**The problem**
Where does the string "Maximum" appear in the records? Copy every line that contains it.

**Given records**

######

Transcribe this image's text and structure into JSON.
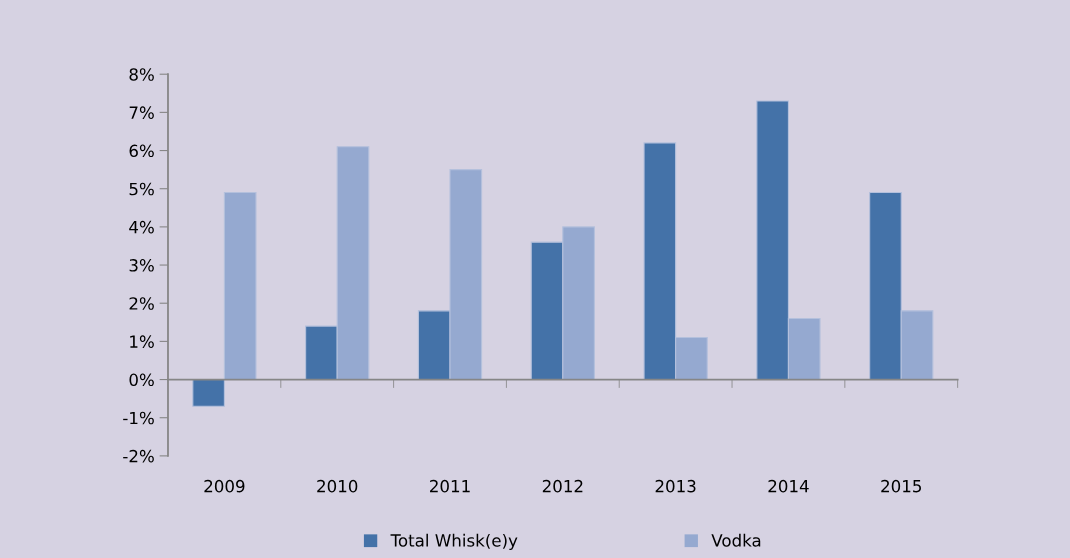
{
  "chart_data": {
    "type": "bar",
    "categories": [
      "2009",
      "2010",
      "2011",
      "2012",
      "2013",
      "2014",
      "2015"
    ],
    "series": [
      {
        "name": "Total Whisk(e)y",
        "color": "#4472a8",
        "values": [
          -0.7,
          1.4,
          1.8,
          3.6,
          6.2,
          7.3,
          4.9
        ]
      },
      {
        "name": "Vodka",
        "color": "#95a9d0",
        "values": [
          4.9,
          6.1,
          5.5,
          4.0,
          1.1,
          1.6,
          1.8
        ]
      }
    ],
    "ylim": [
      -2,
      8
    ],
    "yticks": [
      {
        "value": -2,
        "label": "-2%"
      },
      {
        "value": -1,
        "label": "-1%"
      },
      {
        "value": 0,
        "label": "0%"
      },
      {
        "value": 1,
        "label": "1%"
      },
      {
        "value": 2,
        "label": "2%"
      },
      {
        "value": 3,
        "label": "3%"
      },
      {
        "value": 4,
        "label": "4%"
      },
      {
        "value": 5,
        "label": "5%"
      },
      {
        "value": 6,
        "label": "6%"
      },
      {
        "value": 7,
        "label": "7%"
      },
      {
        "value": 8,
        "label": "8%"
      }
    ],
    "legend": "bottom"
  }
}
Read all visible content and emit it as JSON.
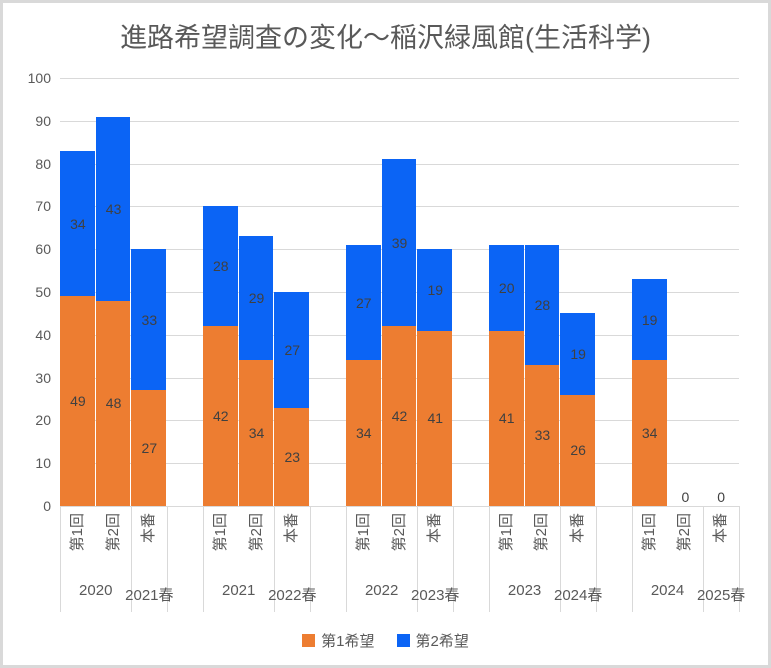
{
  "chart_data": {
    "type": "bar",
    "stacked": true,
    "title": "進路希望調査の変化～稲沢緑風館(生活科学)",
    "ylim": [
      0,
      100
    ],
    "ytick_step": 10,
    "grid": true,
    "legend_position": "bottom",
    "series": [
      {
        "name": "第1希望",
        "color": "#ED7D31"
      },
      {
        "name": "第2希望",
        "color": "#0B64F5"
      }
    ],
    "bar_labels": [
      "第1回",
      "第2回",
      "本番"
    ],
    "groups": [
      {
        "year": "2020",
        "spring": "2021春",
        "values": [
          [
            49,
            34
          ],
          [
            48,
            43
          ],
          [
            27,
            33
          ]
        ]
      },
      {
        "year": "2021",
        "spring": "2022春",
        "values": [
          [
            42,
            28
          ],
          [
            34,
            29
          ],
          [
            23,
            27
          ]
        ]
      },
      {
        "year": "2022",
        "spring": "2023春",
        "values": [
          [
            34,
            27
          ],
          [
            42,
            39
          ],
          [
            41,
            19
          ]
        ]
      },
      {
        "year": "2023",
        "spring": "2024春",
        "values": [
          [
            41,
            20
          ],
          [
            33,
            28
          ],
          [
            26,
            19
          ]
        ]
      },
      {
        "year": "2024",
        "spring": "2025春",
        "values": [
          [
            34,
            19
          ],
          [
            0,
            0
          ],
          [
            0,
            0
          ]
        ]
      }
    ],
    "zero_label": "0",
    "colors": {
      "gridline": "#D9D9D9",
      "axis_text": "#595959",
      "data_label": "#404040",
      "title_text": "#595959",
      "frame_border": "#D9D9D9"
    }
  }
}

######

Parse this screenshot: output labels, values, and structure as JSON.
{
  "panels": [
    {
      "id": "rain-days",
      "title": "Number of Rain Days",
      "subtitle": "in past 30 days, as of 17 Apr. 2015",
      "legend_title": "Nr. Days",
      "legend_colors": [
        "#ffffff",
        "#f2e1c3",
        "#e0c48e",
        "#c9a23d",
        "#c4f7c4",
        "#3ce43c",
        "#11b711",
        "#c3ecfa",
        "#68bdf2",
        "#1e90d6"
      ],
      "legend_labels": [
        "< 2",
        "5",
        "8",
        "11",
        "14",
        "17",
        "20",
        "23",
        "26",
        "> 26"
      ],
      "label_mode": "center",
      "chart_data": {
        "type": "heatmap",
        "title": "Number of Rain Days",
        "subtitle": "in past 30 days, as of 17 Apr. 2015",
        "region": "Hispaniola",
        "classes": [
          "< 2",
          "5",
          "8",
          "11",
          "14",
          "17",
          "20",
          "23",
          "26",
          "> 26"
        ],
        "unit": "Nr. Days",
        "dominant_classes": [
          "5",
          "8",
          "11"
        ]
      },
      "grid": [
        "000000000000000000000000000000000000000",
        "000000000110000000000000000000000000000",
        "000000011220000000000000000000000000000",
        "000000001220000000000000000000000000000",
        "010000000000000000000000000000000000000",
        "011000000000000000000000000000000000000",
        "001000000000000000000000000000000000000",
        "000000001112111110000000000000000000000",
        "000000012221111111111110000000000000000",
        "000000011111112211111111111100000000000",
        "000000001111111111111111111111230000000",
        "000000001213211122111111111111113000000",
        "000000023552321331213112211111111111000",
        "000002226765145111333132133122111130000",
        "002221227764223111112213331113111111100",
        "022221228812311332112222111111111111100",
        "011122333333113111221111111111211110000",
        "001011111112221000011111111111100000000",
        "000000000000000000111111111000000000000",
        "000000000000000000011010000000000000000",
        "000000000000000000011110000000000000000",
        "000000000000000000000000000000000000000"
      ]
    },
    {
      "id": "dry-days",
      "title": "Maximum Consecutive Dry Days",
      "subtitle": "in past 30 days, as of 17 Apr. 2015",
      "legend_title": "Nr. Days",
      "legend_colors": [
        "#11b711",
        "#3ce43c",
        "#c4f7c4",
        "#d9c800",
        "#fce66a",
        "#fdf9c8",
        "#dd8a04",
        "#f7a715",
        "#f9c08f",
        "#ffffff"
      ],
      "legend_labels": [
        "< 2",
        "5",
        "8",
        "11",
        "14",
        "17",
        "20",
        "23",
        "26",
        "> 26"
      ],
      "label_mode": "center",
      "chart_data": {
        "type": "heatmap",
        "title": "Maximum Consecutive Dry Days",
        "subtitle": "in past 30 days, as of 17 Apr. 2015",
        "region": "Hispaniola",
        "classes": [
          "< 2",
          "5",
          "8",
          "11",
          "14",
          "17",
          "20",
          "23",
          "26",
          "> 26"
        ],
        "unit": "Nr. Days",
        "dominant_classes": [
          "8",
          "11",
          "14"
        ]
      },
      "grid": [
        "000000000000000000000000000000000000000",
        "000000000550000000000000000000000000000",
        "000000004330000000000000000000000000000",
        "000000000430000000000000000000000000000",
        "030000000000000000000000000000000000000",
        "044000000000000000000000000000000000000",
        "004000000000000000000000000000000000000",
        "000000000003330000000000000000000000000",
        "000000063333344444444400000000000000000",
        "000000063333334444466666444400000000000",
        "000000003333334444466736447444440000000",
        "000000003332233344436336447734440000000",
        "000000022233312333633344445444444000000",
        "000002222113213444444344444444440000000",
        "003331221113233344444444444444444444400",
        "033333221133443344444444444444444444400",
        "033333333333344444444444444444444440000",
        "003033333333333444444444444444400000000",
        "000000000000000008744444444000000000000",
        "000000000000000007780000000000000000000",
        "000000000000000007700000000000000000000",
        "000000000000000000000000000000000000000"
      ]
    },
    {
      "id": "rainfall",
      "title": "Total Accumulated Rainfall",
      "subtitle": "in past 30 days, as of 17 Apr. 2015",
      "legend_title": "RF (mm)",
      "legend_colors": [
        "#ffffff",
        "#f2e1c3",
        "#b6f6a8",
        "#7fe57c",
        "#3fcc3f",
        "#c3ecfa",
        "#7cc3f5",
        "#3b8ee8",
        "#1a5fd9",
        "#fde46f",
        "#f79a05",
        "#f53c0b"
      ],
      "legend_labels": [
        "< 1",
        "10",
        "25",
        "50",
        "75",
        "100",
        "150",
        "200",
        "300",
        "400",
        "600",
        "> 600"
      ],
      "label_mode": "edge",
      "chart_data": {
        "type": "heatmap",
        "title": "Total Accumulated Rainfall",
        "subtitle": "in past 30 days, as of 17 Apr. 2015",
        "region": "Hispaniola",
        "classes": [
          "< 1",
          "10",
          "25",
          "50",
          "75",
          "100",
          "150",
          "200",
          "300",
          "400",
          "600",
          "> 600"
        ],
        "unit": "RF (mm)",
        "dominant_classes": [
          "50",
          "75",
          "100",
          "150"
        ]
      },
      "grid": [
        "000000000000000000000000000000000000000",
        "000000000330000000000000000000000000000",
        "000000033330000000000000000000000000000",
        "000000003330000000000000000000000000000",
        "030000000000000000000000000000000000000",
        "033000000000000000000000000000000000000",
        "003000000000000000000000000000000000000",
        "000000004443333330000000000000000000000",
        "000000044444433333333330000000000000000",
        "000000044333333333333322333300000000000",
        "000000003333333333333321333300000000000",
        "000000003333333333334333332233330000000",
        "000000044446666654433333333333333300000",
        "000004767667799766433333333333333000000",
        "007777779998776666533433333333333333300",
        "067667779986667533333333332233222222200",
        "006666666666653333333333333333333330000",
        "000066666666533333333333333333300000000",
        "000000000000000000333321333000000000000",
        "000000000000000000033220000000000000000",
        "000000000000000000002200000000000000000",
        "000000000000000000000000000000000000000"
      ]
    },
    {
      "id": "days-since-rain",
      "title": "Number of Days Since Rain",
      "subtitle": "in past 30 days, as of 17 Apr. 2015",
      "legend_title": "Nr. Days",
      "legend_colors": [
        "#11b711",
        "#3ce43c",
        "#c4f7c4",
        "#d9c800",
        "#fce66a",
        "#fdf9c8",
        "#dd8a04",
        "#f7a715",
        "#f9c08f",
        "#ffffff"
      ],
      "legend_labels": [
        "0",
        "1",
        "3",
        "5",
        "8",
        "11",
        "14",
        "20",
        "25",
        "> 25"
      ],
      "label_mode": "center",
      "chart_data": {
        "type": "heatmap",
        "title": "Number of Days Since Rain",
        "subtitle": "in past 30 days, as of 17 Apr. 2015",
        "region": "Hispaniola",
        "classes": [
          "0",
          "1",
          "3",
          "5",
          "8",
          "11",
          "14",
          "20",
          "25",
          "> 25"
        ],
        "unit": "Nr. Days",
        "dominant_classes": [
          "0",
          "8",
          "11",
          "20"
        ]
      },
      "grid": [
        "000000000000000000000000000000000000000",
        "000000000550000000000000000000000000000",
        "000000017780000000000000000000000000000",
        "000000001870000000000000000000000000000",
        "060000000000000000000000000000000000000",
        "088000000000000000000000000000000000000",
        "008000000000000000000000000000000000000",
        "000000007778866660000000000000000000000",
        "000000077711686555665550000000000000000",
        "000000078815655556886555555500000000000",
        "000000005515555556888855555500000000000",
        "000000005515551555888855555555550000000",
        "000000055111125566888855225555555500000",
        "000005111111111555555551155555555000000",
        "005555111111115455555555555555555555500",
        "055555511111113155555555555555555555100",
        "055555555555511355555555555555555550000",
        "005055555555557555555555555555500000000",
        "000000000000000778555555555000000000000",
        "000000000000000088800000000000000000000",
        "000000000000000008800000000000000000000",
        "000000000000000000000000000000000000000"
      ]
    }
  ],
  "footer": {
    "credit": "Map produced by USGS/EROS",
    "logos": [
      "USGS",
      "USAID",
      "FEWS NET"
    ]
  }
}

######

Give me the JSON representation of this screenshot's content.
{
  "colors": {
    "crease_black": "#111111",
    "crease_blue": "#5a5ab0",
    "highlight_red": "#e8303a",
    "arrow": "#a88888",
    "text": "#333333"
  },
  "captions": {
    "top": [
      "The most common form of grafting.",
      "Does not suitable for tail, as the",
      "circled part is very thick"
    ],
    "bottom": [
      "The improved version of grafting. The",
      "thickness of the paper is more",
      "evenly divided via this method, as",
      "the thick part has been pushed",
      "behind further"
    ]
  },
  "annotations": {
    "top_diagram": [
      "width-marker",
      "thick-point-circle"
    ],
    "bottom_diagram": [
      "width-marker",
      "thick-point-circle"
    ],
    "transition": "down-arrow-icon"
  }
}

######

**The solution**
      "title": "Maximum Consecutive Dry Days",
        "title": "Maximum Consecutive Dry Days",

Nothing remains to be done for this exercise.